# Aim of the exercise
Return the whole listing, line for line, without the pictures in it.

# Supplied records
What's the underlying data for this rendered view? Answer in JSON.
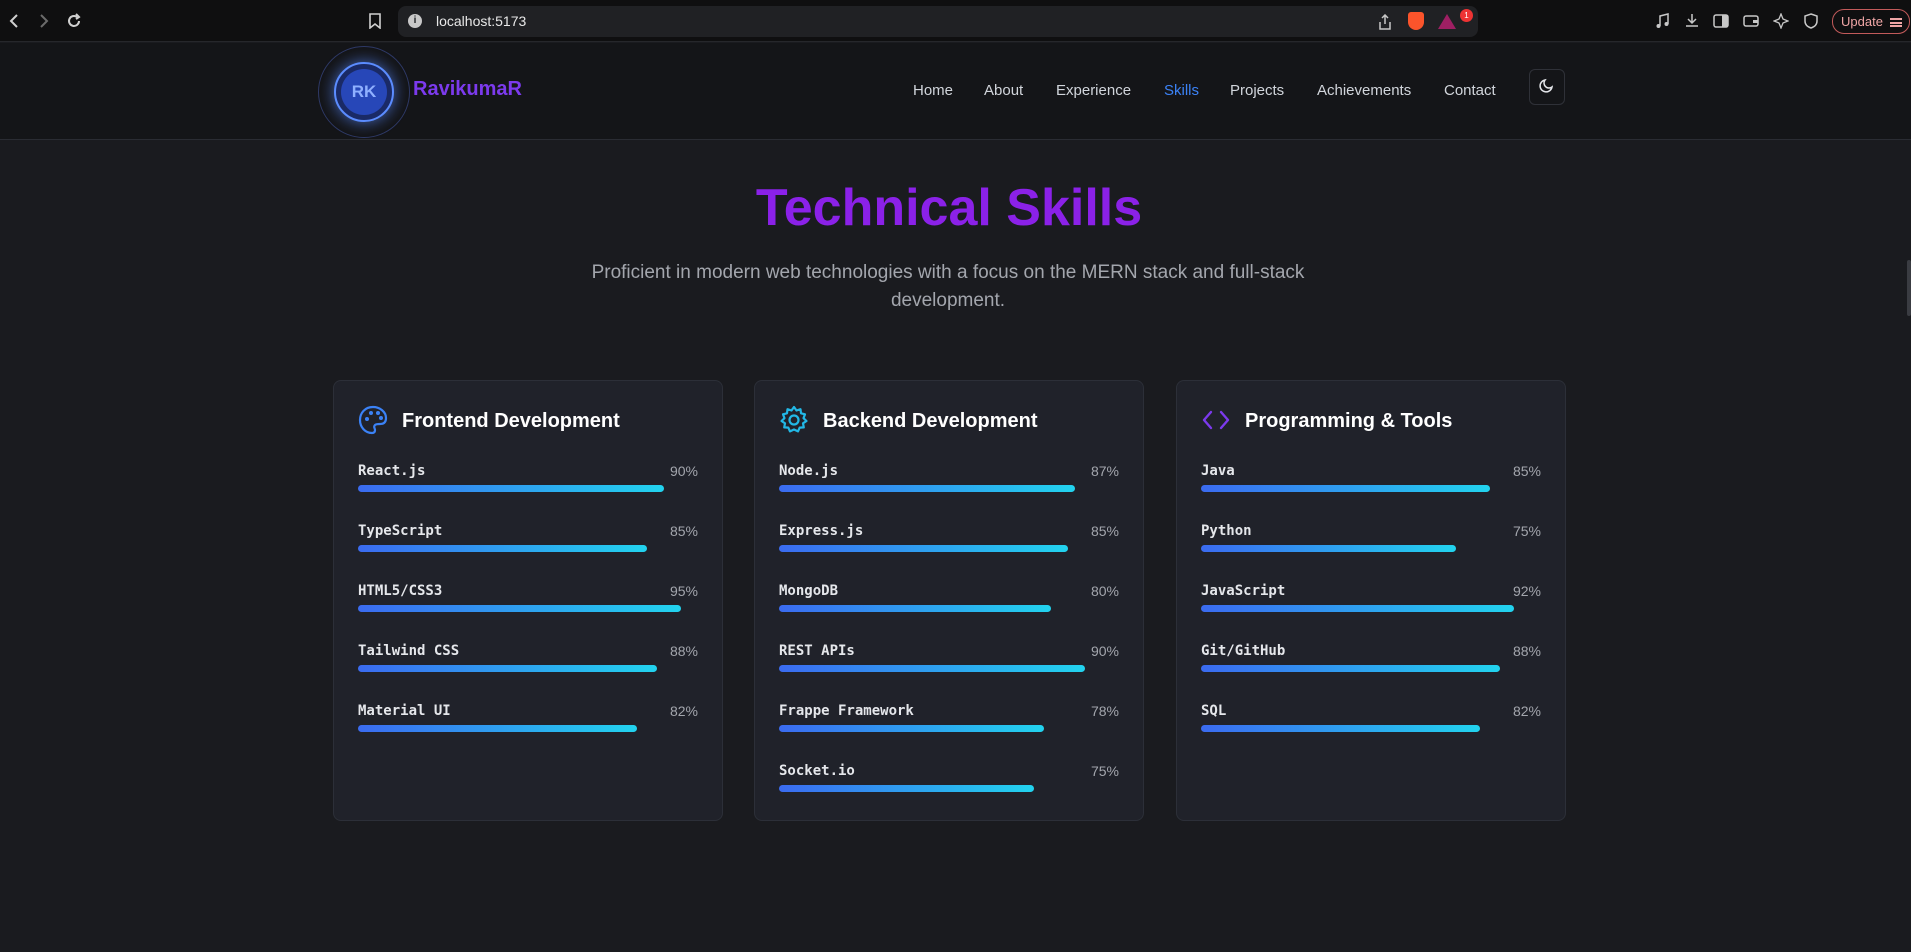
{
  "browser": {
    "url": "localhost:5173",
    "notification_count": "1",
    "update_label": "Update"
  },
  "header": {
    "logo_initials": "RK",
    "brand": "RavikumaR",
    "nav": [
      "Home",
      "About",
      "Experience",
      "Skills",
      "Projects",
      "Achievements",
      "Contact"
    ],
    "active_nav": "Skills"
  },
  "hero": {
    "title": "Technical Skills",
    "subtitle": "Proficient in modern web technologies with a focus on the MERN stack and full-stack development."
  },
  "cards": [
    {
      "title": "Frontend Development",
      "icon": "palette-icon",
      "skills": [
        {
          "name": "React.js",
          "percent": "90%",
          "value": 90
        },
        {
          "name": "TypeScript",
          "percent": "85%",
          "value": 85
        },
        {
          "name": "HTML5/CSS3",
          "percent": "95%",
          "value": 95
        },
        {
          "name": "Tailwind CSS",
          "percent": "88%",
          "value": 88
        },
        {
          "name": "Material UI",
          "percent": "82%",
          "value": 82
        }
      ]
    },
    {
      "title": "Backend Development",
      "icon": "gear-icon",
      "skills": [
        {
          "name": "Node.js",
          "percent": "87%",
          "value": 87
        },
        {
          "name": "Express.js",
          "percent": "85%",
          "value": 85
        },
        {
          "name": "MongoDB",
          "percent": "80%",
          "value": 80
        },
        {
          "name": "REST APIs",
          "percent": "90%",
          "value": 90
        },
        {
          "name": "Frappe Framework",
          "percent": "78%",
          "value": 78
        },
        {
          "name": "Socket.io",
          "percent": "75%",
          "value": 75
        }
      ]
    },
    {
      "title": "Programming & Tools",
      "icon": "code-icon",
      "skills": [
        {
          "name": "Java",
          "percent": "85%",
          "value": 85
        },
        {
          "name": "Python",
          "percent": "75%",
          "value": 75
        },
        {
          "name": "JavaScript",
          "percent": "92%",
          "value": 92
        },
        {
          "name": "Git/GitHub",
          "percent": "88%",
          "value": 88
        },
        {
          "name": "SQL",
          "percent": "82%",
          "value": 82
        }
      ]
    }
  ],
  "colors": {
    "accent_purple": "#8b21e8",
    "active_nav": "#3b82f6",
    "bar_start": "#3b6bf0",
    "bar_end": "#22d3ee"
  }
}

# Task output
What's the underlying data for this rendered view? Answer in JSON.
{
  "browser": {
    "url": "localhost:5173",
    "notification_count": "1",
    "update_label": "Update"
  },
  "header": {
    "logo_initials": "RK",
    "brand": "RavikumaR",
    "nav": [
      "Home",
      "About",
      "Experience",
      "Skills",
      "Projects",
      "Achievements",
      "Contact"
    ],
    "active_nav": "Skills"
  },
  "hero": {
    "title": "Technical Skills",
    "subtitle": "Proficient in modern web technologies with a focus on the MERN stack and full-stack development."
  },
  "cards": [
    {
      "title": "Frontend Development",
      "icon": "palette-icon",
      "skills": [
        {
          "name": "React.js",
          "percent": "90%",
          "value": 90
        },
        {
          "name": "TypeScript",
          "percent": "85%",
          "value": 85
        },
        {
          "name": "HTML5/CSS3",
          "percent": "95%",
          "value": 95
        },
        {
          "name": "Tailwind CSS",
          "percent": "88%",
          "value": 88
        },
        {
          "name": "Material UI",
          "percent": "82%",
          "value": 82
        }
      ]
    },
    {
      "title": "Backend Development",
      "icon": "gear-icon",
      "skills": [
        {
          "name": "Node.js",
          "percent": "87%",
          "value": 87
        },
        {
          "name": "Express.js",
          "percent": "85%",
          "value": 85
        },
        {
          "name": "MongoDB",
          "percent": "80%",
          "value": 80
        },
        {
          "name": "REST APIs",
          "percent": "90%",
          "value": 90
        },
        {
          "name": "Frappe Framework",
          "percent": "78%",
          "value": 78
        },
        {
          "name": "Socket.io",
          "percent": "75%",
          "value": 75
        }
      ]
    },
    {
      "title": "Programming & Tools",
      "icon": "code-icon",
      "skills": [
        {
          "name": "Java",
          "percent": "85%",
          "value": 85
        },
        {
          "name": "Python",
          "percent": "75%",
          "value": 75
        },
        {
          "name": "JavaScript",
          "percent": "92%",
          "value": 92
        },
        {
          "name": "Git/GitHub",
          "percent": "88%",
          "value": 88
        },
        {
          "name": "SQL",
          "percent": "82%",
          "value": 82
        }
      ]
    }
  ],
  "colors": {
    "accent_purple": "#8b21e8",
    "active_nav": "#3b82f6",
    "bar_start": "#3b6bf0",
    "bar_end": "#22d3ee"
  }
}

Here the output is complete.